** begin Data provided **
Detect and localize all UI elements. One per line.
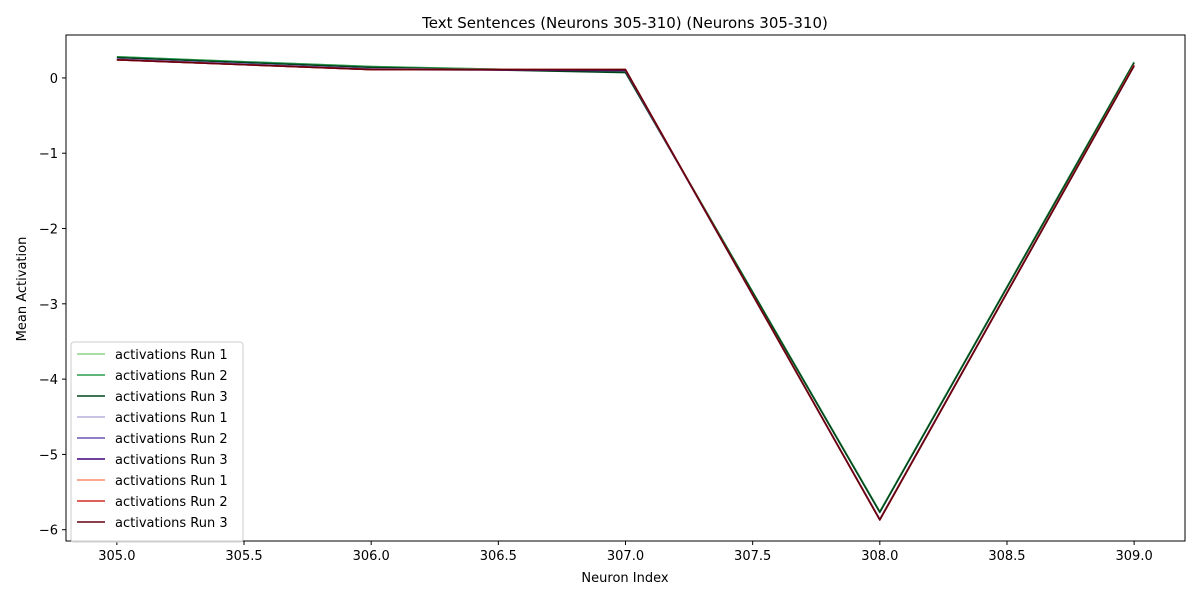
series-line-1 <box>116 56 1135 513</box>
y-tick-label: −2 <box>39 223 58 238</box>
legend-entry-label: activations Run 1 <box>115 474 228 489</box>
x-tick-label: 307.0 <box>607 549 644 564</box>
x-tick-label: 308.5 <box>988 549 1025 564</box>
legend-entry-label: activations Run 2 <box>115 432 228 447</box>
series-line-5 <box>116 58 1135 521</box>
series-line-3 <box>116 56 1135 514</box>
y-tick-label: −1 <box>39 147 58 162</box>
y-axis-label: Mean Activation <box>15 237 30 342</box>
y-tick-label: −3 <box>39 298 58 313</box>
legend-entry-label: activations Run 1 <box>115 411 228 426</box>
x-axis-label: Neuron Index <box>581 571 668 586</box>
y-tick-label: −5 <box>39 448 58 463</box>
series-line-8 <box>116 59 1135 521</box>
series-line-6 <box>116 59 1135 521</box>
legend-entry-label: activations Run 2 <box>115 369 228 384</box>
series-line-2 <box>116 56 1135 513</box>
plot-frame <box>65 34 1186 542</box>
x-tick-label: 308.0 <box>861 549 898 564</box>
chart-title: Text Sentences (Neurons 305-310) (Neuron… <box>421 14 828 32</box>
axis-ticks: 305.0 305.5 306.0 306.5 307.0 307.5 308.0 308.5… <box>39 72 1153 564</box>
series-line-4 <box>116 58 1135 521</box>
x-tick-label: 307.5 <box>734 549 771 564</box>
series-line-9 <box>116 59 1135 521</box>
series-lines <box>116 56 1135 521</box>
x-tick-label: 305.0 <box>98 549 135 564</box>
legend-box <box>70 341 244 543</box>
x-tick-label: 309.0 <box>1116 549 1153 564</box>
x-tick-label: 305.5 <box>225 549 262 564</box>
legend-entry-label: activations Run 2 <box>115 495 228 510</box>
x-tick-label: 306.0 <box>353 549 390 564</box>
x-tick-label: 306.5 <box>480 549 517 564</box>
legend-entry-label: activations Run 3 <box>115 390 228 405</box>
legend-entry-label: activations Run 3 <box>115 516 228 531</box>
y-tick-label: 0 <box>50 72 58 87</box>
series-line-7 <box>116 59 1135 521</box>
y-tick-label: −4 <box>39 373 58 388</box>
legend-entry-label: activations Run 1 <box>115 348 228 363</box>
y-tick-label: −6 <box>39 524 58 539</box>
legend-entry-label: activations Run 3 <box>115 453 228 468</box>
legend: activations Run 1 activations Run 2 activa… <box>70 341 244 543</box>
** end Data provided **
> Your objective
Reproduce the entire listing above verbatim, line for line, but leave out the picture.

> Solution
Detect and localize all UI elements. One per line.
series-line-1 <box>116 56 1135 513</box>
y-tick-label: −2 <box>39 223 58 238</box>
legend-entry-label: activations Run 1 <box>115 474 228 489</box>
x-tick-label: 307.0 <box>607 549 644 564</box>
x-tick-label: 308.5 <box>988 549 1025 564</box>
legend-entry-label: activations Run 2 <box>115 432 228 447</box>
series-line-5 <box>116 58 1135 521</box>
series-line-3 <box>116 56 1135 514</box>
y-tick-label: −1 <box>39 147 58 162</box>
y-axis-label: Mean Activation <box>15 237 30 342</box>
y-tick-label: −3 <box>39 298 58 313</box>
legend-entry-label: activations Run 1 <box>115 411 228 426</box>
x-axis-label: Neuron Index <box>581 571 668 586</box>
y-tick-label: −5 <box>39 448 58 463</box>
series-line-8 <box>116 59 1135 521</box>
series-line-6 <box>116 59 1135 521</box>
legend-entry-label: activations Run 2 <box>115 369 228 384</box>
series-line-2 <box>116 56 1135 513</box>
plot-frame <box>65 34 1186 542</box>
x-tick-label: 308.0 <box>861 549 898 564</box>
chart-title: Text Sentences (Neurons 305-310) (Neuron… <box>421 14 828 32</box>
axis-ticks: 305.0 305.5 306.0 306.5 307.0 307.5 308.0 308.5… <box>39 72 1153 564</box>
series-line-4 <box>116 58 1135 521</box>
x-tick-label: 307.5 <box>734 549 771 564</box>
series-line-9 <box>116 59 1135 521</box>
series-lines <box>116 56 1135 521</box>
x-tick-label: 305.0 <box>98 549 135 564</box>
legend-box <box>70 341 244 543</box>
x-tick-label: 309.0 <box>1116 549 1153 564</box>
x-tick-label: 305.5 <box>225 549 262 564</box>
legend-entry-label: activations Run 2 <box>115 495 228 510</box>
x-tick-label: 306.0 <box>353 549 390 564</box>
x-tick-label: 306.5 <box>480 549 517 564</box>
legend-entry-label: activations Run 3 <box>115 390 228 405</box>
legend-entry-label: activations Run 3 <box>115 516 228 531</box>
y-tick-label: 0 <box>50 72 58 87</box>
series-line-7 <box>116 59 1135 521</box>
y-tick-label: −4 <box>39 373 58 388</box>
legend-entry-label: activations Run 1 <box>115 348 228 363</box>
y-tick-label: −6 <box>39 524 58 539</box>
legend-entry-label: activations Run 3 <box>115 453 228 468</box>
legend: activations Run 1 activations Run 2 activa… <box>70 341 244 543</box>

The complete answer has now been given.